> _Records to use_:
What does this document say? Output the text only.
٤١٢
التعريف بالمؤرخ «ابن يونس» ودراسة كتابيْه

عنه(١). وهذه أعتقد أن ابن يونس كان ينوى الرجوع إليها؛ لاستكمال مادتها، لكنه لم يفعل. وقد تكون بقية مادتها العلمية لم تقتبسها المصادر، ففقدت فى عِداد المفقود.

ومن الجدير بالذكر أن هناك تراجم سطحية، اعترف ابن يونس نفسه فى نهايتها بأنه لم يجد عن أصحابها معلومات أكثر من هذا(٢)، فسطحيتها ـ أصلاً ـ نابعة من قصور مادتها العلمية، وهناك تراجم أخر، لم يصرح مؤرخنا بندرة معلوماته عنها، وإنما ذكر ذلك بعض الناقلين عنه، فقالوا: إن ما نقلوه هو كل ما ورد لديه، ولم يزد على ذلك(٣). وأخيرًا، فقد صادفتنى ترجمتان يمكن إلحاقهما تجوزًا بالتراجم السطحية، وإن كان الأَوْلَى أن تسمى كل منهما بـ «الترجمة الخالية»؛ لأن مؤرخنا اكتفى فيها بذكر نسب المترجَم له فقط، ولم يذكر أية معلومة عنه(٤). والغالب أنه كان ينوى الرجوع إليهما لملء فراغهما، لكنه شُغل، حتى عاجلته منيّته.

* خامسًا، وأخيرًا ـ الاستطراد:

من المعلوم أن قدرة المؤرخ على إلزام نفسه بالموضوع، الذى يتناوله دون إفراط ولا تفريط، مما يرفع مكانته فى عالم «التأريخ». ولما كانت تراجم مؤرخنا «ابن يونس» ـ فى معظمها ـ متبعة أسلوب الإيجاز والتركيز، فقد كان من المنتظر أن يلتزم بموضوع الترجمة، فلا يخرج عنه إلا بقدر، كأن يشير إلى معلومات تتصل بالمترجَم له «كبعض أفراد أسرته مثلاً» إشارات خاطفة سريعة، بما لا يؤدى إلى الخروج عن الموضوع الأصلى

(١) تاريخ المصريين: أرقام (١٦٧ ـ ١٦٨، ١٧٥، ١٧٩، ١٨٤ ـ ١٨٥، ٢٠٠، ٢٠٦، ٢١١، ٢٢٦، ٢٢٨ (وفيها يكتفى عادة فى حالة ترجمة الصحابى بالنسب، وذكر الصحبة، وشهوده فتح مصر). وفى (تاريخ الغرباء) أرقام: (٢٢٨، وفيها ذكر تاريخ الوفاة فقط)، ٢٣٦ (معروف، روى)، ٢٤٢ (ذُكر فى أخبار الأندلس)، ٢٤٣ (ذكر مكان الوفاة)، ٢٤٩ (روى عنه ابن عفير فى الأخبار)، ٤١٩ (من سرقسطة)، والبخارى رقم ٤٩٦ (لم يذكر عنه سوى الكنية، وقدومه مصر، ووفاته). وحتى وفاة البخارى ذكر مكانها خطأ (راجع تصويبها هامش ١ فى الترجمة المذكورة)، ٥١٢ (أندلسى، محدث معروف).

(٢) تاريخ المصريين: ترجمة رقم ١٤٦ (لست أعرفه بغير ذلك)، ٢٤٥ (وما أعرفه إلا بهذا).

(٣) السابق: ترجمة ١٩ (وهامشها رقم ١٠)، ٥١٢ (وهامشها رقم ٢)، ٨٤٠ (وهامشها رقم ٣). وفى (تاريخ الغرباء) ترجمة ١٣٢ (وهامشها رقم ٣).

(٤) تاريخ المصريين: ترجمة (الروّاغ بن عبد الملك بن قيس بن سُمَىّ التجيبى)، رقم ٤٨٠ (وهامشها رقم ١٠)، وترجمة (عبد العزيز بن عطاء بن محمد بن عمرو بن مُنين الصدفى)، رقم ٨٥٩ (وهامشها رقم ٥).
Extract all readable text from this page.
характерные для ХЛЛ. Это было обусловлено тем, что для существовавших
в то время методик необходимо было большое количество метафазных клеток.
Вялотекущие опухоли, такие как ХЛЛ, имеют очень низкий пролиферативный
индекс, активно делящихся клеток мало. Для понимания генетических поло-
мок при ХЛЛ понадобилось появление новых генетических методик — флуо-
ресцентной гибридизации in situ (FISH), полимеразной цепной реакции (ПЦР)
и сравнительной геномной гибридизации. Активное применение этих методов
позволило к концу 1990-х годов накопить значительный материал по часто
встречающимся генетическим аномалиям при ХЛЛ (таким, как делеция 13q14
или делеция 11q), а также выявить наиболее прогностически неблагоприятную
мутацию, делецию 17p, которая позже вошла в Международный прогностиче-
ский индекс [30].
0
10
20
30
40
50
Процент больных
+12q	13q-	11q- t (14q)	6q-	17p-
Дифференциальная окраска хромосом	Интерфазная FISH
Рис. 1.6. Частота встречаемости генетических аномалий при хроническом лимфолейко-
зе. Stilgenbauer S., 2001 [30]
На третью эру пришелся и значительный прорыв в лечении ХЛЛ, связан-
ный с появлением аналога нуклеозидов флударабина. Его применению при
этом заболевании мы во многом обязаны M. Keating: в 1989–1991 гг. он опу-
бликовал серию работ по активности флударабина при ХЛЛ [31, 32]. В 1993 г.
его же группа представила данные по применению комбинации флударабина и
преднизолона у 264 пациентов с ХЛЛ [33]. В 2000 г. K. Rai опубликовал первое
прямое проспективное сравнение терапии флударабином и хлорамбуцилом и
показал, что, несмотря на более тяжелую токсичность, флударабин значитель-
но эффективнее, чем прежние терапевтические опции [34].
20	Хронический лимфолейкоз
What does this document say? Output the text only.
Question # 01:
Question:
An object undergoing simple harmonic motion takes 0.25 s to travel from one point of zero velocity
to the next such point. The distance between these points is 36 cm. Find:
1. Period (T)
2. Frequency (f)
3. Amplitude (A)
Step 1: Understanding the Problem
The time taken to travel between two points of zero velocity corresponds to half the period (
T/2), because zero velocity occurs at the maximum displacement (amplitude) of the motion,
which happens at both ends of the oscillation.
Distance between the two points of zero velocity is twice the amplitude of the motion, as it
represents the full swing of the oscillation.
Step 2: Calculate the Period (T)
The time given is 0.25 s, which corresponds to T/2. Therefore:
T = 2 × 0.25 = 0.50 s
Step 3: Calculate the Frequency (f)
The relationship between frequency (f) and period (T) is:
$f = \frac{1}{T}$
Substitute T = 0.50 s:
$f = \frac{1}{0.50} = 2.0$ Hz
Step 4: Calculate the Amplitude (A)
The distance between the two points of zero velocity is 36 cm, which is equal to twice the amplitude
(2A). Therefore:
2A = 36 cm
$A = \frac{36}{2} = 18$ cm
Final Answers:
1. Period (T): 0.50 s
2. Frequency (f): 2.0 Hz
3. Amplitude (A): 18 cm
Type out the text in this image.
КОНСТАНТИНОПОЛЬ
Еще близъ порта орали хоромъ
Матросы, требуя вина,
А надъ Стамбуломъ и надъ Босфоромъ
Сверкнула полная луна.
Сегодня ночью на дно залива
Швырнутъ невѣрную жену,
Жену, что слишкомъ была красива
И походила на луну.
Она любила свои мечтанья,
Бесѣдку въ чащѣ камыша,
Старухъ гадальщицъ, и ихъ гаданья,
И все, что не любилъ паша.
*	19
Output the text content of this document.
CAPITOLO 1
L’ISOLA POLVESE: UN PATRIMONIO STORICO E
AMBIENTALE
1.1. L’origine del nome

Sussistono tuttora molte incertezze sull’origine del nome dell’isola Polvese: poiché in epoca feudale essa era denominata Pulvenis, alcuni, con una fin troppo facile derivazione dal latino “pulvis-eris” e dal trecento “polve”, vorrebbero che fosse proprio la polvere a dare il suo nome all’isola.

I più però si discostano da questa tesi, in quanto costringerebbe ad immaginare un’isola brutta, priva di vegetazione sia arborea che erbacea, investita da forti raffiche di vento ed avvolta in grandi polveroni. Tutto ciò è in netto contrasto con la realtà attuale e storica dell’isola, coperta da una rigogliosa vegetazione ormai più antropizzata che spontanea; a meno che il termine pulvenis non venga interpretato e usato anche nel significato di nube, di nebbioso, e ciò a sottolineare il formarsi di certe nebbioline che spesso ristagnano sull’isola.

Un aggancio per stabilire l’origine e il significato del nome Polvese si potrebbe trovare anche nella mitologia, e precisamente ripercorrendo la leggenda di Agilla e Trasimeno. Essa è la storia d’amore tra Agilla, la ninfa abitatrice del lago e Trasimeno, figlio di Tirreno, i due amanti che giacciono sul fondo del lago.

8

> _What the exercise asks_: Set down, word for word, every line from the line that holds "Output the text content of this document." to the end of the entries above, including both ends.

> _Finished exercise_:
Output the text content of this document.
CAPITOLO 1
L’ISOLA POLVESE: UN PATRIMONIO STORICO E
AMBIENTALE
1.1. L’origine del nome

Sussistono tuttora molte incertezze sull’origine del nome dell’isola Polvese: poiché in epoca feudale essa era denominata Pulvenis, alcuni, con una fin troppo facile derivazione dal latino “pulvis-eris” e dal trecento “polve”, vorrebbero che fosse proprio la polvere a dare il suo nome all’isola.

I più però si discostano da questa tesi, in quanto costringerebbe ad immaginare un’isola brutta, priva di vegetazione sia arborea che erbacea, investita da forti raffiche di vento ed avvolta in grandi polveroni. Tutto ciò è in netto contrasto con la realtà attuale e storica dell’isola, coperta da una rigogliosa vegetazione ormai più antropizzata che spontanea; a meno che il termine pulvenis non venga interpretato e usato anche nel significato di nube, di nebbioso, e ciò a sottolineare il formarsi di certe nebbioline che spesso ristagnano sull’isola.

Un aggancio per stabilire l’origine e il significato del nome Polvese si potrebbe trovare anche nella mitologia, e precisamente ripercorrendo la leggenda di Agilla e Trasimeno. Essa è la storia d’amore tra Agilla, la ninfa abitatrice del lago e Trasimeno, figlio di Tirreno, i due amanti che giacciono sul fondo del lago.

8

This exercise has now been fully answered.